------ Dataset entries ------
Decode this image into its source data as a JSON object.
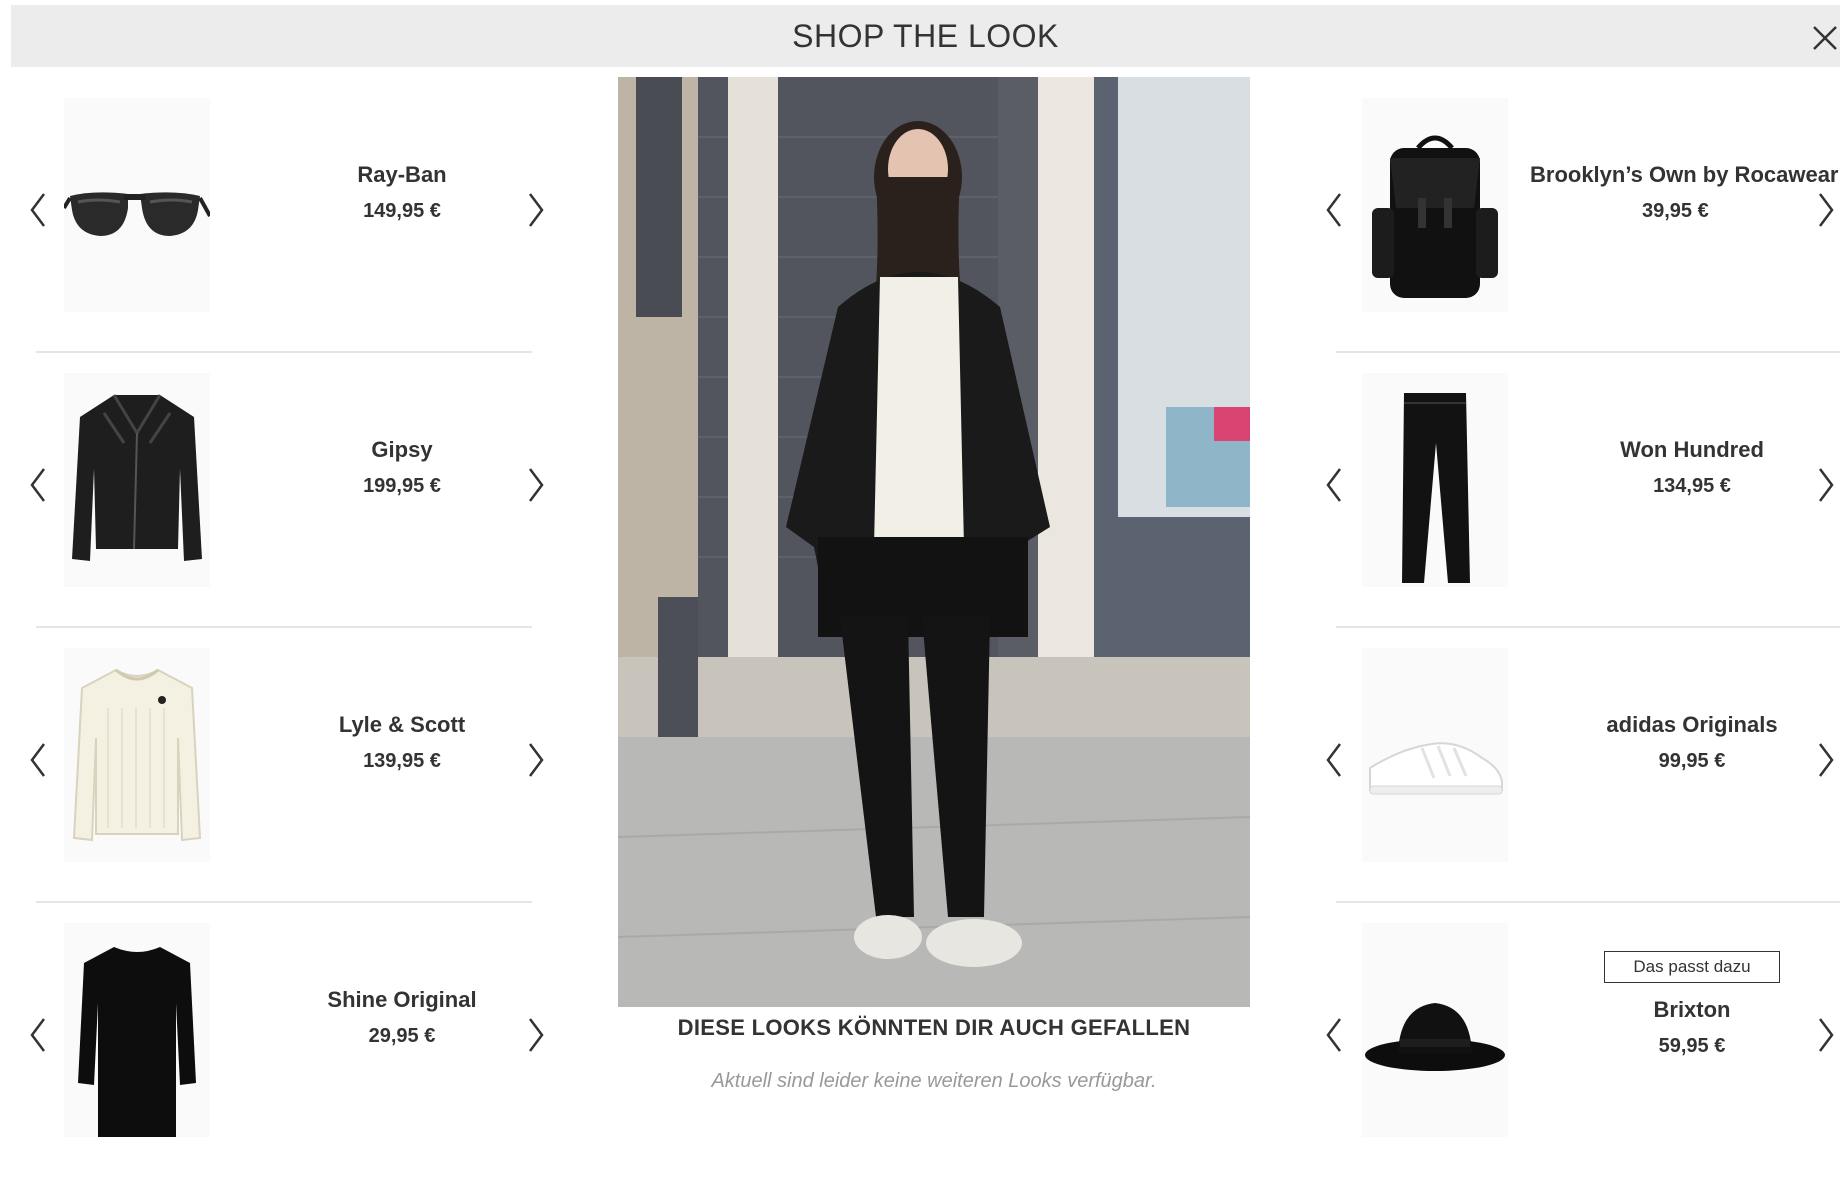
{
  "header": {
    "title": "SHOP THE LOOK",
    "close_icon": "close-icon"
  },
  "left_products": [
    {
      "brand": "Ray-Ban",
      "price": "149,95 €",
      "icon": "sunglasses-icon"
    },
    {
      "brand": "Gipsy",
      "price": "199,95 €",
      "icon": "leather-jacket-icon"
    },
    {
      "brand": "Lyle & Scott",
      "price": "139,95 €",
      "icon": "sweater-icon"
    },
    {
      "brand": "Shine Original",
      "price": "29,95 €",
      "icon": "long-shirt-icon"
    }
  ],
  "right_products": [
    {
      "brand": "Brooklyn’s Own by Rocawear",
      "price": "39,95 €",
      "icon": "backpack-icon"
    },
    {
      "brand": "Won Hundred",
      "price": "134,95 €",
      "icon": "jeans-icon"
    },
    {
      "brand": "adidas Originals",
      "price": "99,95 €",
      "icon": "sneaker-icon"
    },
    {
      "brand": "Brixton",
      "price": "59,95 €",
      "icon": "hat-icon",
      "tag": "Das passt dazu"
    }
  ],
  "more_looks": {
    "title": "DIESE LOOKS KÖNNTEN DIR AUCH GEFALLEN",
    "empty_message": "Aktuell sind leider keine weiteren Looks verfügbar."
  },
  "colors": {
    "header_bg": "#ececec",
    "text": "#333333",
    "muted": "#999999",
    "divider": "#e6e6e6"
  }
}
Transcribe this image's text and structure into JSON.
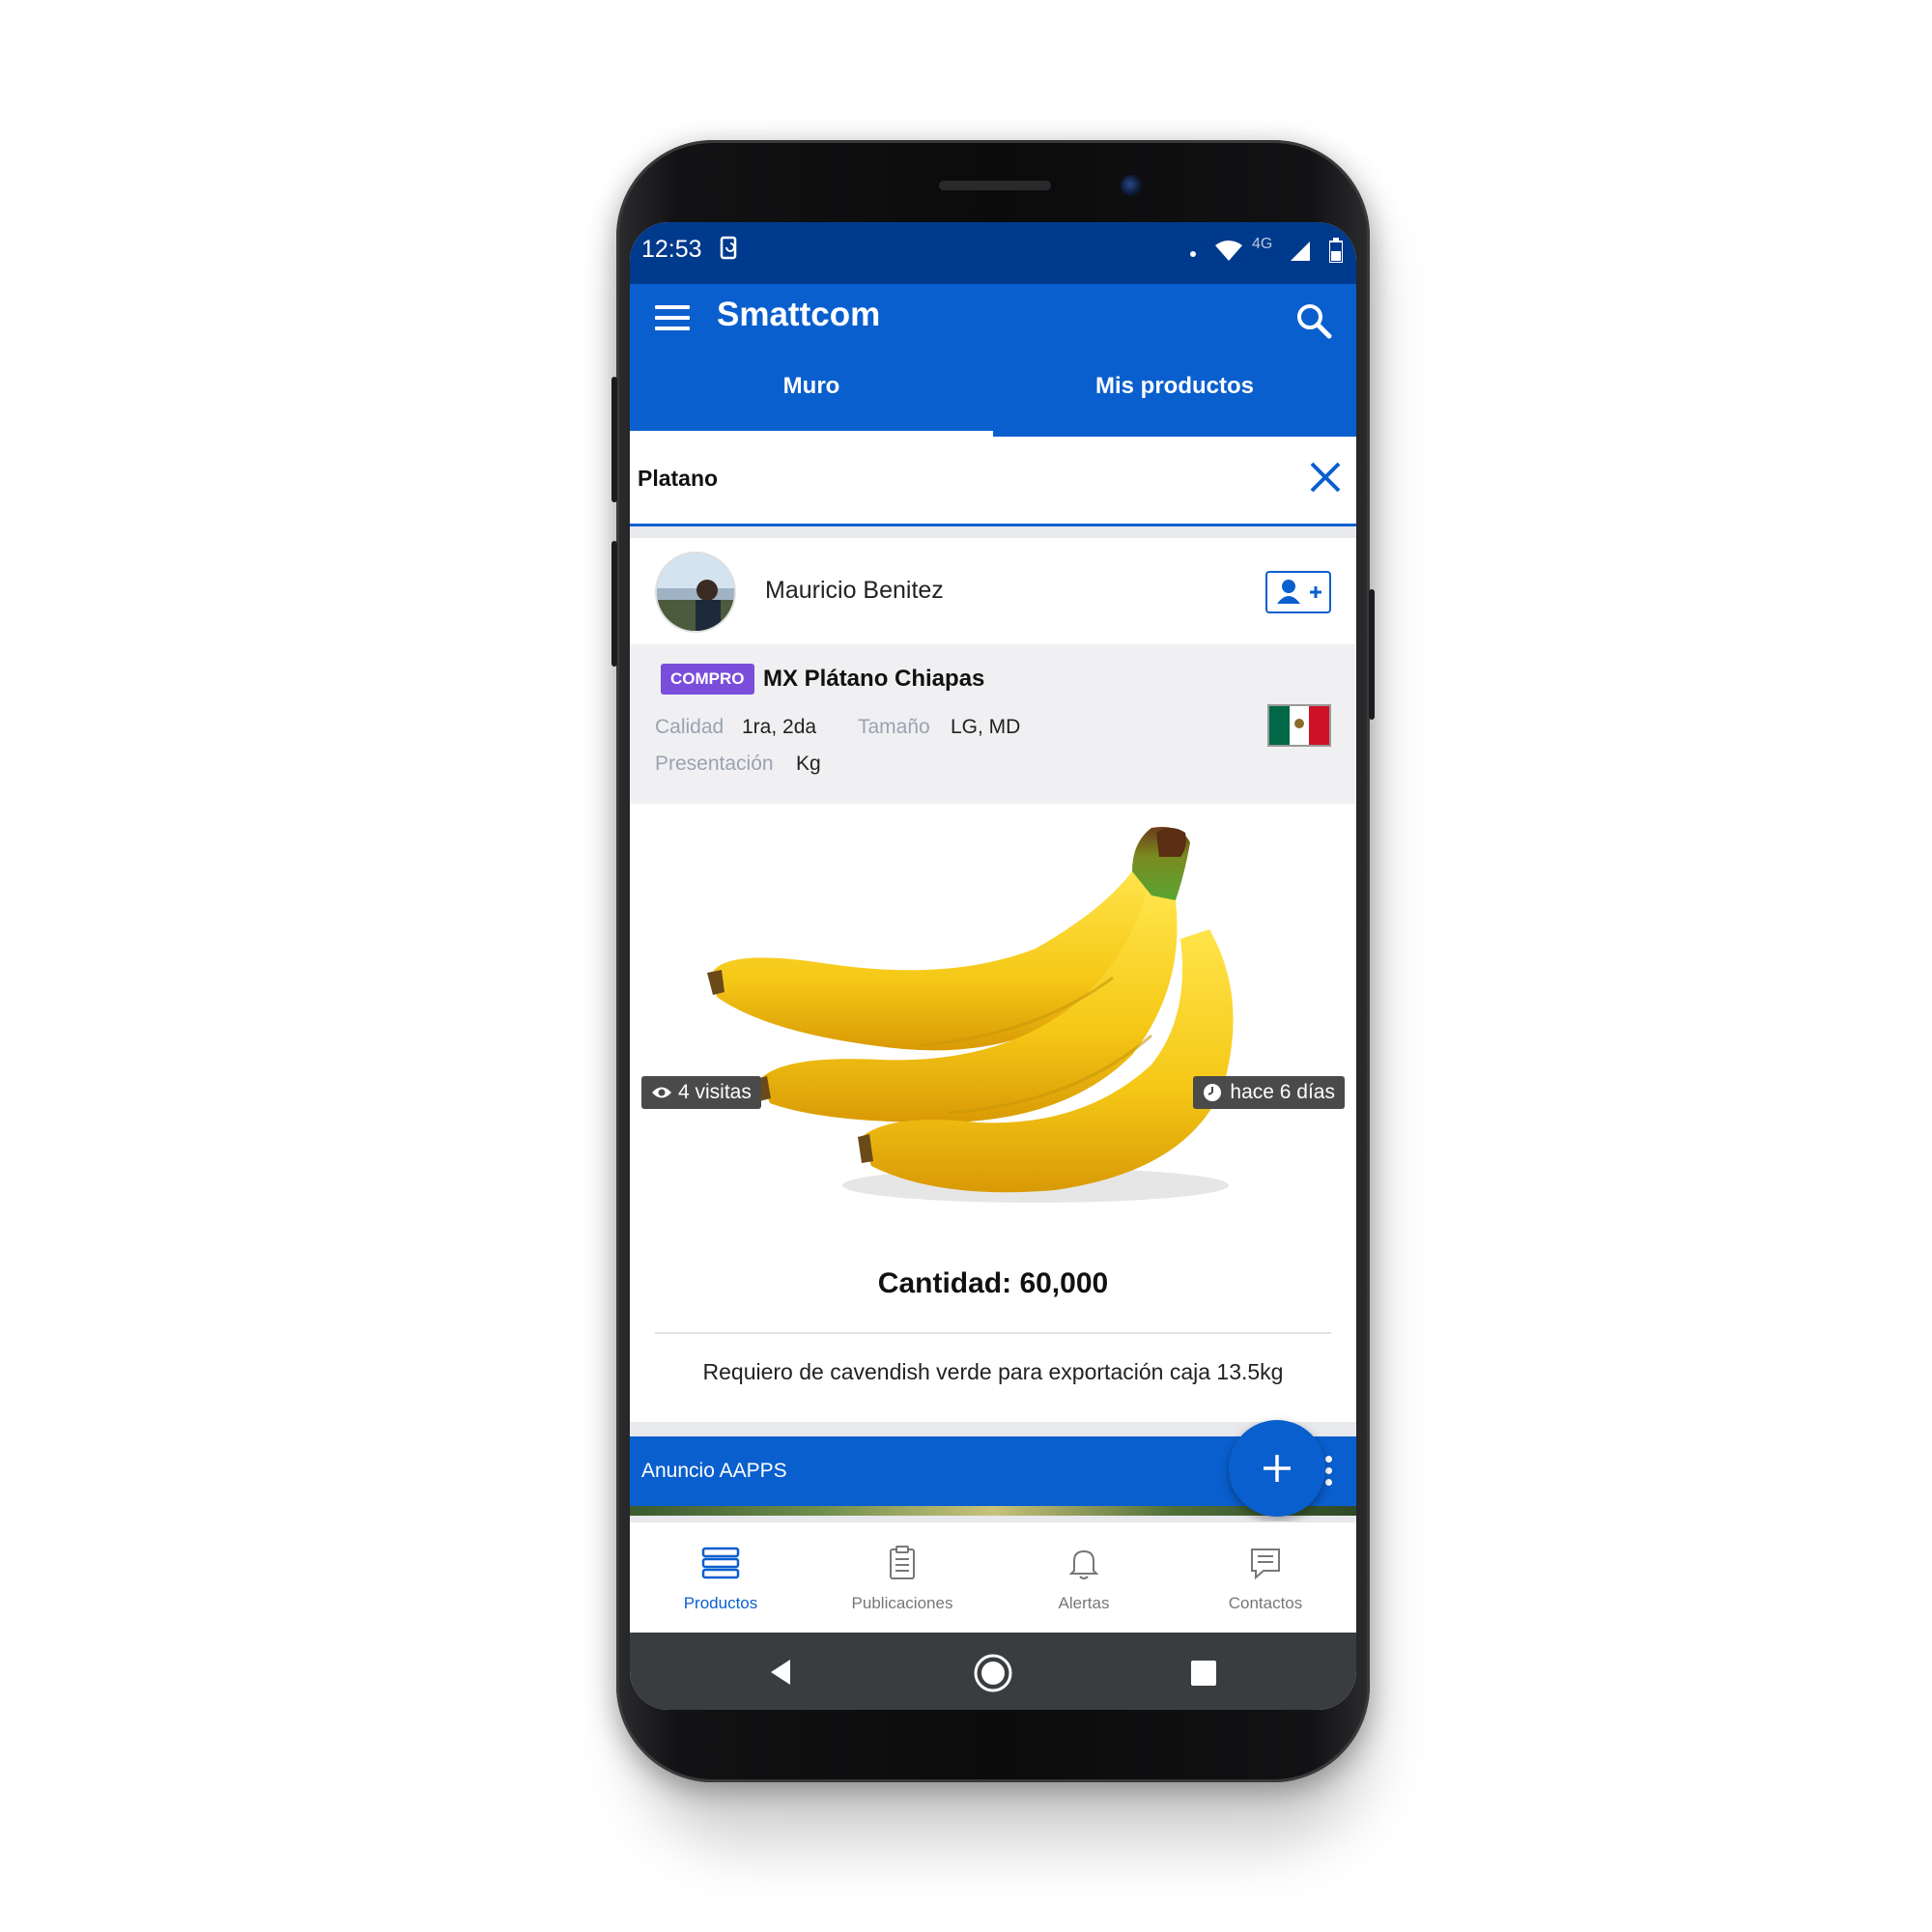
{
  "status_bar": {
    "time": "12:53",
    "network_label": "4G"
  },
  "app_bar": {
    "title": "Smattcom"
  },
  "tabs": [
    {
      "label": "Muro",
      "active": true
    },
    {
      "label": "Mis productos",
      "active": false
    }
  ],
  "search": {
    "value": "Platano"
  },
  "post": {
    "user_name": "Mauricio Benitez",
    "badge": "COMPRO",
    "product_title": "MX Plátano Chiapas",
    "attributes": {
      "calidad_label": "Calidad",
      "calidad_value": "1ra, 2da",
      "tamano_label": "Tamaño",
      "tamano_value": "LG, MD",
      "presentacion_label": "Presentación",
      "presentacion_value": "Kg"
    },
    "views": "4 visitas",
    "time_ago": "hace 6 días",
    "quantity": "Cantidad: 60,000",
    "description": "Requiero de cavendish verde para exportación caja 13.5kg"
  },
  "ad": {
    "label": "Anuncio AAPPS"
  },
  "bottom_nav": [
    {
      "label": "Productos",
      "icon": "layers-icon",
      "active": true
    },
    {
      "label": "Publicaciones",
      "icon": "clipboard-icon",
      "active": false
    },
    {
      "label": "Alertas",
      "icon": "bell-icon",
      "active": false
    },
    {
      "label": "Contactos",
      "icon": "chat-icon",
      "active": false
    }
  ],
  "colors": {
    "primary": "#0a5fce",
    "status_bar": "#003a8c",
    "badge": "#7a4ddb",
    "flag_green": "#006847",
    "flag_red": "#ce1126"
  }
}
------
* _Problem details_: In the listing above, locate each line with "price" and copy it.

* _Answer in full_:
      "price": "149,95 €",
      "price": "199,95 €",
      "price": "139,95 €",
      "price": "29,95 €",
      "price": "39,95 €",
      "price": "134,95 €",
      "price": "99,95 €",
      "price": "59,95 €",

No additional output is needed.